*** Opening GIVEN INFORMATION ***

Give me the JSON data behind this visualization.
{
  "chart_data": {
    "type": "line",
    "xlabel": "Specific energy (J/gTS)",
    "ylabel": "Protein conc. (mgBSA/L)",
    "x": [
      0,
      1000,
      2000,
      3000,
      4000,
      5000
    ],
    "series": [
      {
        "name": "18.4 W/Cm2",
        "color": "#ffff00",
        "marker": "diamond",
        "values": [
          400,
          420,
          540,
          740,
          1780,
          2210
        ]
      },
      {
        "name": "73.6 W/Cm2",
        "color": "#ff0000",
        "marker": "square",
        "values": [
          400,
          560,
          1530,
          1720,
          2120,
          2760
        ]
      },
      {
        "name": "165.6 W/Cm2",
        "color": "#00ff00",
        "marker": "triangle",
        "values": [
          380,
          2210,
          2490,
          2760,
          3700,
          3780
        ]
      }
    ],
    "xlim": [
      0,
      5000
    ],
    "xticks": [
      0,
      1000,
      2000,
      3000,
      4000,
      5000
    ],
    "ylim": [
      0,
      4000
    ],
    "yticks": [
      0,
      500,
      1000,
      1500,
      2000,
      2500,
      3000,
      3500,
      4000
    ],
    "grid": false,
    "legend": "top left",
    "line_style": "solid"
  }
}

*** Closing GIVEN INFORMATION ***

# EXERCISE PROMPT:
Write out every line of the entries that holds the word "color".

# RESULT OF THIS TASK:
        "color": "#ffff00",
        "color": "#ff0000",
        "color": "#00ff00",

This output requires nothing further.